Instructions to follow :: Read through the records below and copy each line that uses the word "Previous".

** Start of The input **

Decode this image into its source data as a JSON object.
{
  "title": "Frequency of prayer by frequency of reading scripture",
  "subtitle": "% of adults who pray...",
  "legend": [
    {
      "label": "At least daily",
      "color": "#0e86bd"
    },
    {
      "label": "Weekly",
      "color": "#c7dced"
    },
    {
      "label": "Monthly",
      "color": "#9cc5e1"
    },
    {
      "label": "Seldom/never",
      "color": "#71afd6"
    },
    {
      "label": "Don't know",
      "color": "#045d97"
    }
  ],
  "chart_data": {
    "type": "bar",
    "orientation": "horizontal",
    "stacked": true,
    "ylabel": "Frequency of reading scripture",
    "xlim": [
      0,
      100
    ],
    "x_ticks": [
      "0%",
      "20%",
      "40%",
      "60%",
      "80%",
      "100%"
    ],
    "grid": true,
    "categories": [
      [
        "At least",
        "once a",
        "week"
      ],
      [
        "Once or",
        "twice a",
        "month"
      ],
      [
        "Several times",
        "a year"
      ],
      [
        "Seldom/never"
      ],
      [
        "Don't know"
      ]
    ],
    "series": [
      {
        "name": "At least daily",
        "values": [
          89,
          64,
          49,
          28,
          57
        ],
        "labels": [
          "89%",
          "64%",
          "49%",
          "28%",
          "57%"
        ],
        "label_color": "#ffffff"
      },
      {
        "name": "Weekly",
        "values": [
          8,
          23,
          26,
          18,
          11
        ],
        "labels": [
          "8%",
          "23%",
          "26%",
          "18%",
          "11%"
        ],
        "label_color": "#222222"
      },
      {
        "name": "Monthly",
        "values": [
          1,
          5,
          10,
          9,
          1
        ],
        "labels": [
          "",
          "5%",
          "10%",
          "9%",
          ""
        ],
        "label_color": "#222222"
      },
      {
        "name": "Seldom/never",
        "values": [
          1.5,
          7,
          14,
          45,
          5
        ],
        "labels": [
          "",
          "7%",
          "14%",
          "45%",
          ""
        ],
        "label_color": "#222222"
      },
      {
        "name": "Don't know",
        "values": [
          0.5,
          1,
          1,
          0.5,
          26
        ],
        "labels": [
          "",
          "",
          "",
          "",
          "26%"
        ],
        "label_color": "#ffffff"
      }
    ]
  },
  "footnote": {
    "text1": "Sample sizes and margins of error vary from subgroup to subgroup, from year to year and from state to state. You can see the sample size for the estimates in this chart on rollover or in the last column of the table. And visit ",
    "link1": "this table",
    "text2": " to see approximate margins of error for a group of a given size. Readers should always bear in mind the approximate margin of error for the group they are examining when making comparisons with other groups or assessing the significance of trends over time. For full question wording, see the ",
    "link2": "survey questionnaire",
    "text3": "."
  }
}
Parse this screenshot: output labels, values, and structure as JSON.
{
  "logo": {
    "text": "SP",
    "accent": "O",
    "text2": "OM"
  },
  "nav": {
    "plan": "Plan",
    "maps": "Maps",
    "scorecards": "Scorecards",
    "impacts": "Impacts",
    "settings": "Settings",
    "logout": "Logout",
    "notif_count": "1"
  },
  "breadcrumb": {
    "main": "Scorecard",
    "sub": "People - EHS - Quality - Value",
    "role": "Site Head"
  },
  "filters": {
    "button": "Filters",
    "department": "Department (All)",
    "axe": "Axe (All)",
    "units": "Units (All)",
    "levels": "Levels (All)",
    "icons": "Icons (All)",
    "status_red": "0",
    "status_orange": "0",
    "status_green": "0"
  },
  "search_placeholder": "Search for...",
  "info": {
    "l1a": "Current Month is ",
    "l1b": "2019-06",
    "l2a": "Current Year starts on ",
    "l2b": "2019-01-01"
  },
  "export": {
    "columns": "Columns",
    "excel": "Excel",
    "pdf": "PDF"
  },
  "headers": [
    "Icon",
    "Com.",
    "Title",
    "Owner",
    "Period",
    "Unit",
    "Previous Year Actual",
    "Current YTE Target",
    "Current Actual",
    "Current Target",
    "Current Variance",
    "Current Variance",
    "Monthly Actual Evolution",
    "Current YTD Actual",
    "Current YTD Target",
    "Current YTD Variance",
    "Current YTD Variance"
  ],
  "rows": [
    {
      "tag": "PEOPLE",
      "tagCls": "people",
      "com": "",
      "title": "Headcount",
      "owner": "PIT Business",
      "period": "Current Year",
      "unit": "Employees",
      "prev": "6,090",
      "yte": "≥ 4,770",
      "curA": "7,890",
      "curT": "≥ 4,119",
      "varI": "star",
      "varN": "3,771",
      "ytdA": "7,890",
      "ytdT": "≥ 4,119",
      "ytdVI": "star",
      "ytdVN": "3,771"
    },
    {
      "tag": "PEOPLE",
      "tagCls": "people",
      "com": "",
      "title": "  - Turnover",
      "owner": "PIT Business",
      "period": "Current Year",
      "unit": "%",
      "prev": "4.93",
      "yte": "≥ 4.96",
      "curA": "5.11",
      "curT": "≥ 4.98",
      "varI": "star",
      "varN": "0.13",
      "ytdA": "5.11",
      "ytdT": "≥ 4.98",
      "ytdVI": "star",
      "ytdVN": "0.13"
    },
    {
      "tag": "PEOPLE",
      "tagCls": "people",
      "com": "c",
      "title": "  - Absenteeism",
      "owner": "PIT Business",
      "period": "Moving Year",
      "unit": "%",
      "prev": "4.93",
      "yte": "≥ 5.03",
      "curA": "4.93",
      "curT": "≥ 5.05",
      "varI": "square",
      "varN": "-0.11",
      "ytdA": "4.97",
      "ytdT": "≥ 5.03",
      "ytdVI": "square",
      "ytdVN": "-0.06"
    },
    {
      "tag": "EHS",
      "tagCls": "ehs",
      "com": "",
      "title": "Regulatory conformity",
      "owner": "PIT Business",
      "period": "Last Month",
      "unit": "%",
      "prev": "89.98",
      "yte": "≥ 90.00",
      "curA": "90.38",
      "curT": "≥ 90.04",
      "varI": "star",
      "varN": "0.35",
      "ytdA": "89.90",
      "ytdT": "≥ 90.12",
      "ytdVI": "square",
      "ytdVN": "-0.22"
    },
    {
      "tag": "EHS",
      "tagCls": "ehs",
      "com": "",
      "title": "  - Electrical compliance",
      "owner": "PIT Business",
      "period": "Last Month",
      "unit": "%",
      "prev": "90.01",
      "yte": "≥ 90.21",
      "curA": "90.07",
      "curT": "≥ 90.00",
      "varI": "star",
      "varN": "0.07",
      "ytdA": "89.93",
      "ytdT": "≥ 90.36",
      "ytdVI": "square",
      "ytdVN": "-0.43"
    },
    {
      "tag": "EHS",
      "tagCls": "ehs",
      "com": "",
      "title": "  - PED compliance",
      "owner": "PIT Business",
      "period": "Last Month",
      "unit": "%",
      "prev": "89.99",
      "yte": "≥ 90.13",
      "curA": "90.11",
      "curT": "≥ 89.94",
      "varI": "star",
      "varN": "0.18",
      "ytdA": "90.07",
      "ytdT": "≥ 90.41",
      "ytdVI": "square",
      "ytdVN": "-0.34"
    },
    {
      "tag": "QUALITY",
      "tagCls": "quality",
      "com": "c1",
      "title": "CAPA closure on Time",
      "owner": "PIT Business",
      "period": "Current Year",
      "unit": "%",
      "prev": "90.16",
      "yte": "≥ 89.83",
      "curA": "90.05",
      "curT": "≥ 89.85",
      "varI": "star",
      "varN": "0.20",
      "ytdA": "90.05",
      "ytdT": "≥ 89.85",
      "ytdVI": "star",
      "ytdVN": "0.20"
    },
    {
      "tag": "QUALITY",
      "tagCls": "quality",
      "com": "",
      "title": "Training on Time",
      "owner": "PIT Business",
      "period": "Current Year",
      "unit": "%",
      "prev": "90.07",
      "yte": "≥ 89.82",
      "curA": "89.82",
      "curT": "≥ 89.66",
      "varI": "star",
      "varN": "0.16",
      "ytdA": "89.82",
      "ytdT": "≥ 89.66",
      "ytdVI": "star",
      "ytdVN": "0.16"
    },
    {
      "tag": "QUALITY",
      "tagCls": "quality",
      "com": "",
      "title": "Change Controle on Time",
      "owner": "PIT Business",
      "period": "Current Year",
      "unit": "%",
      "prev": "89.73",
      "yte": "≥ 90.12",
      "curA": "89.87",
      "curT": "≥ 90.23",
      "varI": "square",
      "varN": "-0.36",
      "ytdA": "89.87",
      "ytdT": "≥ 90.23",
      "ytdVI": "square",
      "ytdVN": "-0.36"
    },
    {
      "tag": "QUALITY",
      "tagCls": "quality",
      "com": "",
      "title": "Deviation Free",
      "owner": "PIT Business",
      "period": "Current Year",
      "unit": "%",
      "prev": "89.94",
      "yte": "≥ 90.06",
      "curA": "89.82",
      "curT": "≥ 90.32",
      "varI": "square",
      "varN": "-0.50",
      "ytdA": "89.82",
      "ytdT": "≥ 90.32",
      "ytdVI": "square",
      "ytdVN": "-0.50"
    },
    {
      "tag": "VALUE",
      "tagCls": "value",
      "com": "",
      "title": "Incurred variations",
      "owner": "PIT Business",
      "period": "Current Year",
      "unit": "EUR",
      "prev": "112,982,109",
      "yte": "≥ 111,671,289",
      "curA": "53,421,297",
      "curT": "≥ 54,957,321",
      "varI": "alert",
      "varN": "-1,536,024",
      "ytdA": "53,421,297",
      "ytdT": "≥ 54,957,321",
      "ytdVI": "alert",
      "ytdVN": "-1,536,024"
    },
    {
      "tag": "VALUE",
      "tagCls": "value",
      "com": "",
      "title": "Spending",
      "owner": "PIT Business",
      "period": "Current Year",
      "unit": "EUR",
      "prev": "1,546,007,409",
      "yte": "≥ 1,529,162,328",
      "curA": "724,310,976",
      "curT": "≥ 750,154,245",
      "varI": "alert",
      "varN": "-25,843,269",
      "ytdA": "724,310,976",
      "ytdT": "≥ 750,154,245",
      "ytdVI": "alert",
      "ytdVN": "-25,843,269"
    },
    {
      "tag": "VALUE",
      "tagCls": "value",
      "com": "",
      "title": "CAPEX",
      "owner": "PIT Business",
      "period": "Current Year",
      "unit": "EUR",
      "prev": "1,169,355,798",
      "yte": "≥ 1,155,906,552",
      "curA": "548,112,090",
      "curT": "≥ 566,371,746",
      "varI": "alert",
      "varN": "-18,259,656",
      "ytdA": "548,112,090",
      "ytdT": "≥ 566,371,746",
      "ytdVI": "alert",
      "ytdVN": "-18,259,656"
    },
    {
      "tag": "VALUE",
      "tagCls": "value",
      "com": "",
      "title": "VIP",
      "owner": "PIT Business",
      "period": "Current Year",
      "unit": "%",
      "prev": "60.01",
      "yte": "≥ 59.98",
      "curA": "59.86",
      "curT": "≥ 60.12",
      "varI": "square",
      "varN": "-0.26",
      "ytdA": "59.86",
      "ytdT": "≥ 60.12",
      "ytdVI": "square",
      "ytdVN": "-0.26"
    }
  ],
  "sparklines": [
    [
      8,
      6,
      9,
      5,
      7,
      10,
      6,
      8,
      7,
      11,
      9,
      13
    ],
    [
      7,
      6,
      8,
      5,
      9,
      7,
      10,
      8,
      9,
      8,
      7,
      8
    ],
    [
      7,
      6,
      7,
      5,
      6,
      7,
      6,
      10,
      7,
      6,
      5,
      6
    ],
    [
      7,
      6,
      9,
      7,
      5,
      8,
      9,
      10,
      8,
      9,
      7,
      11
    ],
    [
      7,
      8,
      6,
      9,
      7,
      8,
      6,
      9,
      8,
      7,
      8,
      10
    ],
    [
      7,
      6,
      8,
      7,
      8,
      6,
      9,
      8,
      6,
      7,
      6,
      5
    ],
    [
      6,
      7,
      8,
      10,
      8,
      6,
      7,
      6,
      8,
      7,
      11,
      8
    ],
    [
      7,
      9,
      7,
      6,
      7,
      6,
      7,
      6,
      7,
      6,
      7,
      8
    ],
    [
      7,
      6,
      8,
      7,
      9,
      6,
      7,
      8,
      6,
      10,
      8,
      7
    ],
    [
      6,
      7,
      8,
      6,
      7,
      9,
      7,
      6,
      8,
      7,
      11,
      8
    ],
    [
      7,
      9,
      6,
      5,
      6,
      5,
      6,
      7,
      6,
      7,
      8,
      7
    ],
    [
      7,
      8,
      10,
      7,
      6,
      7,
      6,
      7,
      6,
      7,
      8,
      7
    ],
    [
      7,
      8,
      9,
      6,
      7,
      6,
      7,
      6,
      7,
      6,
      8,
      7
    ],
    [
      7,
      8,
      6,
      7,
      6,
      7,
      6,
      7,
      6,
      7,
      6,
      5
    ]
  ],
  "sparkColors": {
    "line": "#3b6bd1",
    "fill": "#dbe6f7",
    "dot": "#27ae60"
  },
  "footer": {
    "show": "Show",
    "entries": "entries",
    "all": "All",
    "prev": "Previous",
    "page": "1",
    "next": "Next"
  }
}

** End of The input **

Response for this exercise ::
    "Previous Year Actual",
    "prev": "Previous",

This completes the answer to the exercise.